======== Material provided

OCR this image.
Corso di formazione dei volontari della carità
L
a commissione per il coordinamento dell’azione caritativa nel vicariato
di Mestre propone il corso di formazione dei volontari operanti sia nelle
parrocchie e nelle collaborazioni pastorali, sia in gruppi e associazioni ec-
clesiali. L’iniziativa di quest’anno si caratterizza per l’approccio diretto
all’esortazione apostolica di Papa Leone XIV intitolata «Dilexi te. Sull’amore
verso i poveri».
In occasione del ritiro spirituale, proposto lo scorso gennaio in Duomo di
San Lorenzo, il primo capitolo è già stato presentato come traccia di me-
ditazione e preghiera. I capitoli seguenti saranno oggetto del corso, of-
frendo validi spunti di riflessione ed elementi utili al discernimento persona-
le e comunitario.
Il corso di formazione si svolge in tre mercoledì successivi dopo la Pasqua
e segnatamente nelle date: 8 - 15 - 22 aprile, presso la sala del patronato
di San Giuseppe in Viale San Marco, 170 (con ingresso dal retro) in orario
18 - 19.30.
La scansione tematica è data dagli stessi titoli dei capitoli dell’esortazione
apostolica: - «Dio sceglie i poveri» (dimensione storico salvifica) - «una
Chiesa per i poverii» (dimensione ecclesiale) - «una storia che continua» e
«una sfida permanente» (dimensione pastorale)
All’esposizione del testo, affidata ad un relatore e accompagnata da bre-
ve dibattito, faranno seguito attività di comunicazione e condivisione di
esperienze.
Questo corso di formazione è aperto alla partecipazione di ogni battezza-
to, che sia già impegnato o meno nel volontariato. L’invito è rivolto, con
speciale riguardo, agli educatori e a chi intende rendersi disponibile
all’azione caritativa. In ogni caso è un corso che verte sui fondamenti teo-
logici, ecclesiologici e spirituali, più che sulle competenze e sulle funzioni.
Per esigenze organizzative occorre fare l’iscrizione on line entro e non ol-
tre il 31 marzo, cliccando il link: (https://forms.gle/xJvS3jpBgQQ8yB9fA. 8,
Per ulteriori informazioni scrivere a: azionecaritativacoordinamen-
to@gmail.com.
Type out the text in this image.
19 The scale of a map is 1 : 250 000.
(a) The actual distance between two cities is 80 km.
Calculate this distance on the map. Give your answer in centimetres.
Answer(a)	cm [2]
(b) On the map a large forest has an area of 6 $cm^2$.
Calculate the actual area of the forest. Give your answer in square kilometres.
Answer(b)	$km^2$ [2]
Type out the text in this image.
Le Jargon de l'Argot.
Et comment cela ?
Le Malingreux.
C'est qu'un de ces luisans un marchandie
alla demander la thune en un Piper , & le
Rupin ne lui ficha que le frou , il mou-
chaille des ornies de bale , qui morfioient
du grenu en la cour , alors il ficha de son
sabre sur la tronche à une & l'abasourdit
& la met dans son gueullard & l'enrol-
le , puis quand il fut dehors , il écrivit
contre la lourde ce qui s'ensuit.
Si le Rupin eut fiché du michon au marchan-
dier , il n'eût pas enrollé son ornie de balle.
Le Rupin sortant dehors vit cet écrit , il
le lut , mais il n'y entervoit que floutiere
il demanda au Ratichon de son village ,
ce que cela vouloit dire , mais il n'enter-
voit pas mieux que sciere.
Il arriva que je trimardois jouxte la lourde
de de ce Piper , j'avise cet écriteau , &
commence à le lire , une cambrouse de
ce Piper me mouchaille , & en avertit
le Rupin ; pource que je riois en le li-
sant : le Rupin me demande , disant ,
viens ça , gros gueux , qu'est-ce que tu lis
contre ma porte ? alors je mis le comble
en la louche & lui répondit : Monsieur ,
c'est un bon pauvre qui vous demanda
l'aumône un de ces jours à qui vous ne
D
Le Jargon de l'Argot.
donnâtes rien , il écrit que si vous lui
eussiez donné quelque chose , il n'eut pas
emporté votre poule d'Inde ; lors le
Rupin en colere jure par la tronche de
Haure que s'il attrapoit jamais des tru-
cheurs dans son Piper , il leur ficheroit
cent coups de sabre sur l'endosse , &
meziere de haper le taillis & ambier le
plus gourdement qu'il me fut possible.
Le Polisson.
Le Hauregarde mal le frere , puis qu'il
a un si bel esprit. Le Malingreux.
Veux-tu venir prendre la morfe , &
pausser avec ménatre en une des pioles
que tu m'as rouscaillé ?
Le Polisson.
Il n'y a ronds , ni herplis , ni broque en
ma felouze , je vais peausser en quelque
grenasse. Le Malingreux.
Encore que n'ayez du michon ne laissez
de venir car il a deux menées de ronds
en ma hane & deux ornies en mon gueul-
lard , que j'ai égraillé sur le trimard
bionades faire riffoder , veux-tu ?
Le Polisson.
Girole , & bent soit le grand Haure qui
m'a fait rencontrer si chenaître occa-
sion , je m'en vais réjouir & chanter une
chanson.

================

Return the whole listing exactly, with every line included.

OCR this image.
Corso di formazione dei volontari della carità
L
a commissione per il coordinamento dell’azione caritativa nel vicariato
di Mestre propone il corso di formazione dei volontari operanti sia nelle
parrocchie e nelle collaborazioni pastorali, sia in gruppi e associazioni ec-
clesiali. L’iniziativa di quest’anno si caratterizza per l’approccio diretto
all’esortazione apostolica di Papa Leone XIV intitolata «Dilexi te. Sull’amore
verso i poveri».
In occasione del ritiro spirituale, proposto lo scorso gennaio in Duomo di
San Lorenzo, il primo capitolo è già stato presentato come traccia di me-
ditazione e preghiera. I capitoli seguenti saranno oggetto del corso, of-
frendo validi spunti di riflessione ed elementi utili al discernimento persona-
le e comunitario.
Il corso di formazione si svolge in tre mercoledì successivi dopo la Pasqua
e segnatamente nelle date: 8 - 15 - 22 aprile, presso la sala del patronato
di San Giuseppe in Viale San Marco, 170 (con ingresso dal retro) in orario
18 - 19.30.
La scansione tematica è data dagli stessi titoli dei capitoli dell’esortazione
apostolica: - «Dio sceglie i poveri» (dimensione storico salvifica) - «una
Chiesa per i poverii» (dimensione ecclesiale) - «una storia che continua» e
«una sfida permanente» (dimensione pastorale)
All’esposizione del testo, affidata ad un relatore e accompagnata da bre-
ve dibattito, faranno seguito attività di comunicazione e condivisione di
esperienze.
Questo corso di formazione è aperto alla partecipazione di ogni battezza-
to, che sia già impegnato o meno nel volontariato. L’invito è rivolto, con
speciale riguardo, agli educatori e a chi intende rendersi disponibile
all’azione caritativa. In ogni caso è un corso che verte sui fondamenti teo-
logici, ecclesiologici e spirituali, più che sulle competenze e sulle funzioni.
Per esigenze organizzative occorre fare l’iscrizione on line entro e non ol-
tre il 31 marzo, cliccando il link: (https://forms.gle/xJvS3jpBgQQ8yB9fA. 8,
Per ulteriori informazioni scrivere a: azionecaritativacoordinamen-
to@gmail.com.
Type out the text in this image.
19 The scale of a map is 1 : 250 000.
(a) The actual distance between two cities is 80 km.
Calculate this distance on the map. Give your answer in centimetres.
Answer(a)	cm [2]
(b) On the map a large forest has an area of 6 $cm^2$.
Calculate the actual area of the forest. Give your answer in square kilometres.
Answer(b)	$km^2$ [2]
Type out the text in this image.
Le Jargon de l'Argot.
Et comment cela ?
Le Malingreux.
C'est qu'un de ces luisans un marchandie
alla demander la thune en un Piper , & le
Rupin ne lui ficha que le frou , il mou-
chaille des ornies de bale , qui morfioient
du grenu en la cour , alors il ficha de son
sabre sur la tronche à une & l'abasourdit
& la met dans son gueullard & l'enrol-
le , puis quand il fut dehors , il écrivit
contre la lourde ce qui s'ensuit.
Si le Rupin eut fiché du michon au marchan-
dier , il n'eût pas enrollé son ornie de balle.
Le Rupin sortant dehors vit cet écrit , il
le lut , mais il n'y entervoit que floutiere
il demanda au Ratichon de son village ,
ce que cela vouloit dire , mais il n'enter-
voit pas mieux que sciere.
Il arriva que je trimardois jouxte la lourde
de de ce Piper , j'avise cet écriteau , &
commence à le lire , une cambrouse de
ce Piper me mouchaille , & en avertit
le Rupin ; pource que je riois en le li-
sant : le Rupin me demande , disant ,
viens ça , gros gueux , qu'est-ce que tu lis
contre ma porte ? alors je mis le comble
en la louche & lui répondit : Monsieur ,
c'est un bon pauvre qui vous demanda
l'aumône un de ces jours à qui vous ne
D
Le Jargon de l'Argot.
donnâtes rien , il écrit que si vous lui
eussiez donné quelque chose , il n'eut pas
emporté votre poule d'Inde ; lors le
Rupin en colere jure par la tronche de
Haure que s'il attrapoit jamais des tru-
cheurs dans son Piper , il leur ficheroit
cent coups de sabre sur l'endosse , &
meziere de haper le taillis & ambier le
plus gourdement qu'il me fut possible.
Le Polisson.
Le Hauregarde mal le frere , puis qu'il
a un si bel esprit. Le Malingreux.
Veux-tu venir prendre la morfe , &
pausser avec ménatre en une des pioles
que tu m'as rouscaillé ?
Le Polisson.
Il n'y a ronds , ni herplis , ni broque en
ma felouze , je vais peausser en quelque
grenasse. Le Malingreux.
Encore que n'ayez du michon ne laissez
de venir car il a deux menées de ronds
en ma hane & deux ornies en mon gueul-
lard , que j'ai égraillé sur le trimard
bionades faire riffoder , veux-tu ?
Le Polisson.
Girole , & bent soit le grand Haure qui
m'a fait rencontrer si chenaître occa-
sion , je m'en vais réjouir & chanter une
chanson.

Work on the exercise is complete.